-- REQUIREMENTS --
Output all of the records exactly as written.

— START MATERIAL PROVIDED —

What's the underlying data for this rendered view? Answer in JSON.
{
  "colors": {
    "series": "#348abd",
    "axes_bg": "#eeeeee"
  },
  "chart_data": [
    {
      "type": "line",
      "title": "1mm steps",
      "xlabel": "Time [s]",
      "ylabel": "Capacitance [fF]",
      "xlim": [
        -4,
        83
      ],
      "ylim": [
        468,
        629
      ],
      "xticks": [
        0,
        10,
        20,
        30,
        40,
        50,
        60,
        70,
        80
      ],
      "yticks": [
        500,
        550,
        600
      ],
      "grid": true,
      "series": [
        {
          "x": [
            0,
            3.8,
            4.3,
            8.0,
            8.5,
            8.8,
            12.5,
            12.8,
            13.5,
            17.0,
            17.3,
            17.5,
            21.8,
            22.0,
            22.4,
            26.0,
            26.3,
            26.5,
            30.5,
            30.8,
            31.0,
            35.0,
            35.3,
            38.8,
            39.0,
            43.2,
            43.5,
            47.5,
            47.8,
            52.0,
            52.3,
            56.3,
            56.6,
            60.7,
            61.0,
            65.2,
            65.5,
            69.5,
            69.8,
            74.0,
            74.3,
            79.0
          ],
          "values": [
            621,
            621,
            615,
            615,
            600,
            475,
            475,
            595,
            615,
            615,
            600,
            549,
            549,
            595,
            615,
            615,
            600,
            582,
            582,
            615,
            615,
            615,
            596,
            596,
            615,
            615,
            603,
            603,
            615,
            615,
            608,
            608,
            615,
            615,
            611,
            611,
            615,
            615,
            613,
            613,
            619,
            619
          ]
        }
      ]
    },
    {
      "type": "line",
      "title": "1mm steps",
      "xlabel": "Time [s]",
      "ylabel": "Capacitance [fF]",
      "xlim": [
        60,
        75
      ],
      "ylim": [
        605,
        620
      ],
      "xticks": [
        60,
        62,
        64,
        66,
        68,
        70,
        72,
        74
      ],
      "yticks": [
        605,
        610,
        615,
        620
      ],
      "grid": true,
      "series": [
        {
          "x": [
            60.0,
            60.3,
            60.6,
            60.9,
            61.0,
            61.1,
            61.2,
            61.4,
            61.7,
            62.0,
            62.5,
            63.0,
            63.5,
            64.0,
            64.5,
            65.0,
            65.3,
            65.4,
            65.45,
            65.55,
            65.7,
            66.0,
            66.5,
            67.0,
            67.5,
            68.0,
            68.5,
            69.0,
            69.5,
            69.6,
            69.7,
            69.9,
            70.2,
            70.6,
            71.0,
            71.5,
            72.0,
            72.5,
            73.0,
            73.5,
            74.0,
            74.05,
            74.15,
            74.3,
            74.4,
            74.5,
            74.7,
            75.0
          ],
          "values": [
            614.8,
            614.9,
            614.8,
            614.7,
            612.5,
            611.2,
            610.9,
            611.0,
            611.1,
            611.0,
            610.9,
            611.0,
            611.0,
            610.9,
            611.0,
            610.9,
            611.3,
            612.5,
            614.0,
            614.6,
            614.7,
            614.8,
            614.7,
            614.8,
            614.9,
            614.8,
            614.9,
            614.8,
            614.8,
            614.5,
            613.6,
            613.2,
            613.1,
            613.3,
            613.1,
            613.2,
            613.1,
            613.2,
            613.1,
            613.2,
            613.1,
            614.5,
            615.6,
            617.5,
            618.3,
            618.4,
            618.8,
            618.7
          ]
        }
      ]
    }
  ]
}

— END MATERIAL PROVIDED —

-- CORRECT RESULT --
What's the underlying data for this rendered view? Answer in JSON.
{
  "colors": {
    "series": "#348abd",
    "axes_bg": "#eeeeee"
  },
  "chart_data": [
    {
      "type": "line",
      "title": "1mm steps",
      "xlabel": "Time [s]",
      "ylabel": "Capacitance [fF]",
      "xlim": [
        -4,
        83
      ],
      "ylim": [
        468,
        629
      ],
      "xticks": [
        0,
        10,
        20,
        30,
        40,
        50,
        60,
        70,
        80
      ],
      "yticks": [
        500,
        550,
        600
      ],
      "grid": true,
      "series": [
        {
          "x": [
            0,
            3.8,
            4.3,
            8.0,
            8.5,
            8.8,
            12.5,
            12.8,
            13.5,
            17.0,
            17.3,
            17.5,
            21.8,
            22.0,
            22.4,
            26.0,
            26.3,
            26.5,
            30.5,
            30.8,
            31.0,
            35.0,
            35.3,
            38.8,
            39.0,
            43.2,
            43.5,
            47.5,
            47.8,
            52.0,
            52.3,
            56.3,
            56.6,
            60.7,
            61.0,
            65.2,
            65.5,
            69.5,
            69.8,
            74.0,
            74.3,
            79.0
          ],
          "values": [
            621,
            621,
            615,
            615,
            600,
            475,
            475,
            595,
            615,
            615,
            600,
            549,
            549,
            595,
            615,
            615,
            600,
            582,
            582,
            615,
            615,
            615,
            596,
            596,
            615,
            615,
            603,
            603,
            615,
            615,
            608,
            608,
            615,
            615,
            611,
            611,
            615,
            615,
            613,
            613,
            619,
            619
          ]
        }
      ]
    },
    {
      "type": "line",
      "title": "1mm steps",
      "xlabel": "Time [s]",
      "ylabel": "Capacitance [fF]",
      "xlim": [
        60,
        75
      ],
      "ylim": [
        605,
        620
      ],
      "xticks": [
        60,
        62,
        64,
        66,
        68,
        70,
        72,
        74
      ],
      "yticks": [
        605,
        610,
        615,
        620
      ],
      "grid": true,
      "series": [
        {
          "x": [
            60.0,
            60.3,
            60.6,
            60.9,
            61.0,
            61.1,
            61.2,
            61.4,
            61.7,
            62.0,
            62.5,
            63.0,
            63.5,
            64.0,
            64.5,
            65.0,
            65.3,
            65.4,
            65.45,
            65.55,
            65.7,
            66.0,
            66.5,
            67.0,
            67.5,
            68.0,
            68.5,
            69.0,
            69.5,
            69.6,
            69.7,
            69.9,
            70.2,
            70.6,
            71.0,
            71.5,
            72.0,
            72.5,
            73.0,
            73.5,
            74.0,
            74.05,
            74.15,
            74.3,
            74.4,
            74.5,
            74.7,
            75.0
          ],
          "values": [
            614.8,
            614.9,
            614.8,
            614.7,
            612.5,
            611.2,
            610.9,
            611.0,
            611.1,
            611.0,
            610.9,
            611.0,
            611.0,
            610.9,
            611.0,
            610.9,
            611.3,
            612.5,
            614.0,
            614.6,
            614.7,
            614.8,
            614.7,
            614.8,
            614.9,
            614.8,
            614.9,
            614.8,
            614.8,
            614.5,
            613.6,
            613.2,
            613.1,
            613.3,
            613.1,
            613.2,
            613.1,
            613.2,
            613.1,
            613.2,
            613.1,
            614.5,
            615.6,
            617.5,
            618.3,
            618.4,
            618.8,
            618.7
          ]
        }
      ]
    }
  ]
}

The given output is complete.